* begin Entries *
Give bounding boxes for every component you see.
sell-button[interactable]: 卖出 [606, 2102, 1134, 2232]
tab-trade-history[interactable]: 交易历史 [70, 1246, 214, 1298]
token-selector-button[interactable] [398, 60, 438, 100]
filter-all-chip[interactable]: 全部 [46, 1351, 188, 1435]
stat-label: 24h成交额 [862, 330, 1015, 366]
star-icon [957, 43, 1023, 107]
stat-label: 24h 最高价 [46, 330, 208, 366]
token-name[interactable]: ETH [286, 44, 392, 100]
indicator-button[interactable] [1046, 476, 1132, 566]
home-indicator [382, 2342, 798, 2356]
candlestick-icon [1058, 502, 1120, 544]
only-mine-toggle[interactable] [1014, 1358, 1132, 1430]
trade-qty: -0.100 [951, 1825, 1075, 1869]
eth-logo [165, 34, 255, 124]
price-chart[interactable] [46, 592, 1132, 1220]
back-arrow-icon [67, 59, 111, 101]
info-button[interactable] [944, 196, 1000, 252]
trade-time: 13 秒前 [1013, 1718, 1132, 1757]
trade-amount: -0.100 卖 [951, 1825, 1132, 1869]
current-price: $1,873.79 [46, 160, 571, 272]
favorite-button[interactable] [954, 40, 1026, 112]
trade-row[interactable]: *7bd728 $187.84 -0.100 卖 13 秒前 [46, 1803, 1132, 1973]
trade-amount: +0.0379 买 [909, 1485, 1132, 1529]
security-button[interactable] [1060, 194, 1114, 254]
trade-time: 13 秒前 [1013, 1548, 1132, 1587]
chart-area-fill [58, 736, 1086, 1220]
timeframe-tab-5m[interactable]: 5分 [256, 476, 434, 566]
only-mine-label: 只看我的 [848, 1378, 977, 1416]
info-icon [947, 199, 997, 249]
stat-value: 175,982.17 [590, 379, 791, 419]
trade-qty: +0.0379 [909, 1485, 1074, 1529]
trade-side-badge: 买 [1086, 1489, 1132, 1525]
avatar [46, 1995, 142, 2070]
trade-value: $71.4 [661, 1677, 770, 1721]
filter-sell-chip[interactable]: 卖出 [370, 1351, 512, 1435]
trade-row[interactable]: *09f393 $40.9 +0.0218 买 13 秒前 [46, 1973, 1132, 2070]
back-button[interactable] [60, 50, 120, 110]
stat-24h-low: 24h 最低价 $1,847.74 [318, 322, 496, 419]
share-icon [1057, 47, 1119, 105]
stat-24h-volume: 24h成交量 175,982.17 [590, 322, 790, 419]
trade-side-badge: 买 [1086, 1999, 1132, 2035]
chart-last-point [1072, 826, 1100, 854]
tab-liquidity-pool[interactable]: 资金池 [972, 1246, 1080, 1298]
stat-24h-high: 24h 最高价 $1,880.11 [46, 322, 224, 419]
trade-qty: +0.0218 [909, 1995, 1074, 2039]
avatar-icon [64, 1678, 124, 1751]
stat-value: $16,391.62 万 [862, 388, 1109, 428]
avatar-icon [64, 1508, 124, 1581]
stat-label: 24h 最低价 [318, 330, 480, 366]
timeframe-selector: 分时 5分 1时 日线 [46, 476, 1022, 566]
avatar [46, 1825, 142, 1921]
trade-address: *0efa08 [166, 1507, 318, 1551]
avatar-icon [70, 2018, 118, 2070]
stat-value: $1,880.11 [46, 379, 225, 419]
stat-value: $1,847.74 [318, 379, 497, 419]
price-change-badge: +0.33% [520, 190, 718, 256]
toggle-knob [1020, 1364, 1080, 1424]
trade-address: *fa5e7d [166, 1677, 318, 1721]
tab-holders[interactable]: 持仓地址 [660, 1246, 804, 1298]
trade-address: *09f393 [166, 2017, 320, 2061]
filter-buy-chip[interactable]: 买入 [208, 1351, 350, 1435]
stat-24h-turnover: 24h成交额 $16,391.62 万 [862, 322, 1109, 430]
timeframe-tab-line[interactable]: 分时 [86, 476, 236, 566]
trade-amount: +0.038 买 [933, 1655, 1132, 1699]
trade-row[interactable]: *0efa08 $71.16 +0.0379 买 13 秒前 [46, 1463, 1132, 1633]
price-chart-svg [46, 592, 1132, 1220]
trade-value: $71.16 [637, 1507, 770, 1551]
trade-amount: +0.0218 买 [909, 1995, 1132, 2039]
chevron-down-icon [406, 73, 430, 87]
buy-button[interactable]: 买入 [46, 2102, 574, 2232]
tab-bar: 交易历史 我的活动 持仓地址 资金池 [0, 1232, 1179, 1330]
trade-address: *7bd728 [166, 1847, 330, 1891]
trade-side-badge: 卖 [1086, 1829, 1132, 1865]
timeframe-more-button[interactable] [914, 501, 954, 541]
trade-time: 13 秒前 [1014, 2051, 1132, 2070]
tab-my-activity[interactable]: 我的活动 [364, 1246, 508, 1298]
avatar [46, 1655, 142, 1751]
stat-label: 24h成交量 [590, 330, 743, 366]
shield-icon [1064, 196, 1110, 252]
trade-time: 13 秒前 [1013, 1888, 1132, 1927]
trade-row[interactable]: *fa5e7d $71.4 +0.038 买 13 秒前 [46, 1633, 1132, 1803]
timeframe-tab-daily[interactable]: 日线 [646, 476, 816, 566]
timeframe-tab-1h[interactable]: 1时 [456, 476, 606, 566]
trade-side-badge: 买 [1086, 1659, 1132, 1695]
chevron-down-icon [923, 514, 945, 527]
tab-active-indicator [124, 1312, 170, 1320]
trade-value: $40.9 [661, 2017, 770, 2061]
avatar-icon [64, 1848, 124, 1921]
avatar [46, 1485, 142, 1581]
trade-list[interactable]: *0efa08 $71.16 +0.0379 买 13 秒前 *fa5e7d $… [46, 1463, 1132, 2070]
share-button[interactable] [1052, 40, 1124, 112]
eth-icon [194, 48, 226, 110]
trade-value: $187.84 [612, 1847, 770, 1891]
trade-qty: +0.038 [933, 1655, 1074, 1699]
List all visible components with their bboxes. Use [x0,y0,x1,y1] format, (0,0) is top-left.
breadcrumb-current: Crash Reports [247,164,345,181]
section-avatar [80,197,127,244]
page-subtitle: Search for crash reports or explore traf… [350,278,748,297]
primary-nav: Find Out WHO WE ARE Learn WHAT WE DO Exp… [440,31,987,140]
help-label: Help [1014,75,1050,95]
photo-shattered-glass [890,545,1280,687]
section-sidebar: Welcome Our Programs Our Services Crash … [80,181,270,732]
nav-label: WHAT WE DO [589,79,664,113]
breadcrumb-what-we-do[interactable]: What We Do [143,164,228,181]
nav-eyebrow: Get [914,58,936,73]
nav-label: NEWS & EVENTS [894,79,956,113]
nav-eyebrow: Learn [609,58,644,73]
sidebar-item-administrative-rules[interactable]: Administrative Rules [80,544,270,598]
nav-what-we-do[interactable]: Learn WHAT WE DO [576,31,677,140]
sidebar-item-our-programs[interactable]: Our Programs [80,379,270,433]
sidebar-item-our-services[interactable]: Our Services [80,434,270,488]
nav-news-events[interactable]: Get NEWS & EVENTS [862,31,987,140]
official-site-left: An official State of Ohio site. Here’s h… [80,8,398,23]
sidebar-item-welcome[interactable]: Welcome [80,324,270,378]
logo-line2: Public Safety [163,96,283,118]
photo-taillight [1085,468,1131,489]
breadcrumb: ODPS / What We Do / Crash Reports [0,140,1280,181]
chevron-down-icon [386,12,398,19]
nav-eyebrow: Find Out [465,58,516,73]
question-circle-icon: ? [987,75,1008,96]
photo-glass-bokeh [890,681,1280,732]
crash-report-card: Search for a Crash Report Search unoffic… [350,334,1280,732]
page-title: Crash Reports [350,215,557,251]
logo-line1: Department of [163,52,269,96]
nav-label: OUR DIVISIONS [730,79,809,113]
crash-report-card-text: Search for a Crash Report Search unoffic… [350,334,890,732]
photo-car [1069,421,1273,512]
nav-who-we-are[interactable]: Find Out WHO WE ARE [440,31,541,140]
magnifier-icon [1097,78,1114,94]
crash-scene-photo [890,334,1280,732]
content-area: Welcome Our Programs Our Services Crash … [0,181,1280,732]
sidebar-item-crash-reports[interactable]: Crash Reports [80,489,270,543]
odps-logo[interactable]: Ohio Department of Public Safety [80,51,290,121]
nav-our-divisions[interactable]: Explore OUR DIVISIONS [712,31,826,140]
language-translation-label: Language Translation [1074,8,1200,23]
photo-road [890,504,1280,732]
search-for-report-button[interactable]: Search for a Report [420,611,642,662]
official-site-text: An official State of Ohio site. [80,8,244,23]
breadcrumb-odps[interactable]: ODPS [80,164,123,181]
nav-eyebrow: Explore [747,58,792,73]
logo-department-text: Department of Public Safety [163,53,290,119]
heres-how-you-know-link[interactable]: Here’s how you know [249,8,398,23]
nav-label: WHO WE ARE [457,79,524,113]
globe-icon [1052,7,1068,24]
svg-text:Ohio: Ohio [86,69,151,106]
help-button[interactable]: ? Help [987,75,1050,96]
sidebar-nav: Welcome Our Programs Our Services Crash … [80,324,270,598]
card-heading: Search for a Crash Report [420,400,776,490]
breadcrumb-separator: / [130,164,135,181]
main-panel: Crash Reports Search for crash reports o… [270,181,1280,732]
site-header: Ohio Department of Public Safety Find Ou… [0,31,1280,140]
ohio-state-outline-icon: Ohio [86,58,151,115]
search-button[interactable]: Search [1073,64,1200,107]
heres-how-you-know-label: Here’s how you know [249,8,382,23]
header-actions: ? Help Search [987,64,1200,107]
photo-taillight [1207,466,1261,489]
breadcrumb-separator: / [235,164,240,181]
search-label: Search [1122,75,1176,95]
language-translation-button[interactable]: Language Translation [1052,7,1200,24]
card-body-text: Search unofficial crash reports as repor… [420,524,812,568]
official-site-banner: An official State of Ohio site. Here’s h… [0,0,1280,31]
* end Entries *
*Task statement*:
Lay out the items from the start through the line holding "chart-last-point [1072, 826, 1100, 854]", inclusive, as a Markdown table with a No. column for the row number and an Entry column for the line. Leave out any blank lines.

*Exercise result*:
| No. | Entry |
|---|---|
| 1 | Give bounding boxes for every component you see. |
| 2 | sell-button[interactable]: 卖出 [606, 2102, 1134, 2232] |
| 3 | tab-trade-history[interactable]: 交易历史 [70, 1246, 214, 1298] |
| 4 | token-selector-button[interactable] [398, 60, 438, 100] |
| 5 | filter-all-chip[interactable]: 全部 [46, 1351, 188, 1435] |
| 6 | stat-label: 24h成交额 [862, 330, 1015, 366] |
| 7 | star-icon [957, 43, 1023, 107] |
| 8 | stat-label: 24h 最高价 [46, 330, 208, 366] |
| 9 | token-name[interactable]: ETH [286, 44, 392, 100] |
| 10 | indicator-button[interactable] [1046, 476, 1132, 566] |
| 11 | home-indicator [382, 2342, 798, 2356] |
| 12 | candlestick-icon [1058, 502, 1120, 544] |
| 13 | only-mine-toggle[interactable] [1014, 1358, 1132, 1430] |
| 14 | trade-qty: -0.100 [951, 1825, 1075, 1869] |
| 15 | eth-logo [165, 34, 255, 124] |
| 16 | price-chart[interactable] [46, 592, 1132, 1220] |
| 17 | back-arrow-icon [67, 59, 111, 101] |
| 18 | info-button[interactable] [944, 196, 1000, 252] |
| 19 | trade-time: 13 秒前 [1013, 1718, 1132, 1757] |
| 20 | trade-amount: -0.100 卖 [951, 1825, 1132, 1869] |
| 21 | current-price: $1,873.79 [46, 160, 571, 272] |
| 22 | favorite-button[interactable] [954, 40, 1026, 112] |
| 23 | trade-row[interactable]: *7bd728 $187.84 -0.100 卖 13 秒前 [46, 1803, 1132, 1973] |
| 24 | trade-amount: +0.0379 买 [909, 1485, 1132, 1529] |
| 25 | security-button[interactable] [1060, 194, 1114, 254] |
| 26 | trade-time: 13 秒前 [1013, 1548, 1132, 1587] |
| 27 | chart-area-fill [58, 736, 1086, 1220] |
| 28 | timeframe-tab-5m[interactable]: 5分 [256, 476, 434, 566] |
| 29 | only-mine-label: 只看我的 [848, 1378, 977, 1416] |
| 30 | info-icon [947, 199, 997, 249] |
| 31 | stat-value: 175,982.17 [590, 379, 791, 419] |
| 32 | trade-qty: +0.0379 [909, 1485, 1074, 1529] |
| 33 | trade-side-badge: 买 [1086, 1489, 1132, 1525] |
| 34 | avatar [46, 1995, 142, 2070] |
| 35 | trade-value: $71.4 [661, 1677, 770, 1721] |
| 36 | filter-sell-chip[interactable]: 卖出 [370, 1351, 512, 1435] |
| 37 | trade-row[interactable]: *09f393 $40.9 +0.0218 买 13 秒前 [46, 1973, 1132, 2070] |
| 38 | back-button[interactable] [60, 50, 120, 110] |
| 39 | stat-24h-low: 24h 最低价 $1,847.74 [318, 322, 496, 419] |
| 40 | share-icon [1057, 47, 1119, 105] |
| 41 | stat-24h-volume: 24h成交量 175,982.17 [590, 322, 790, 419] |
| 42 | trade-side-badge: 买 [1086, 1999, 1132, 2035] |
| 43 | chart-last-point [1072, 826, 1100, 854] |